**WHAT IS ASKED**
Show each line from the listing that includes the word "days".

[Extracted records]
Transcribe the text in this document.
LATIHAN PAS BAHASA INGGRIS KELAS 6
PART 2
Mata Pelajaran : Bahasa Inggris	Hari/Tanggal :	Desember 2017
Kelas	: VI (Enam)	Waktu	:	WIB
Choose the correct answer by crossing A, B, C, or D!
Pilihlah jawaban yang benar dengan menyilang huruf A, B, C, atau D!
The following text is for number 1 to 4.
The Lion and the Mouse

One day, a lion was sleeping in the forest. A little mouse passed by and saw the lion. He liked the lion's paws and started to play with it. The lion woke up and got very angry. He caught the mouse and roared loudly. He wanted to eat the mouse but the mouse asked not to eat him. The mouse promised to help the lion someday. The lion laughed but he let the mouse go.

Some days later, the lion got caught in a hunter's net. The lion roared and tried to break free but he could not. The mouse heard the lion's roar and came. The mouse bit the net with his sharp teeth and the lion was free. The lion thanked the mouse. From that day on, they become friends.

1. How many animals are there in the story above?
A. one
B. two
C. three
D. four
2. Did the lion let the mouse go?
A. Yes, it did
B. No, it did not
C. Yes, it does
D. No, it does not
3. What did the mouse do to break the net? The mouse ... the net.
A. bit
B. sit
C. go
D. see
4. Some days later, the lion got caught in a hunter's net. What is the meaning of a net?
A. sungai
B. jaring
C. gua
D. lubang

**FINISHED TASK**
Some days later, the lion got caught in a hunter's net. The lion roared and tried to break free but he could not. The mouse heard the lion's roar and came. The mouse bit the net with his sharp teeth and the lion was free. The lion thanked the mouse. From that day on, they become friends.
4. Some days later, the lion got caught in a hunter's net. What is the meaning of a net?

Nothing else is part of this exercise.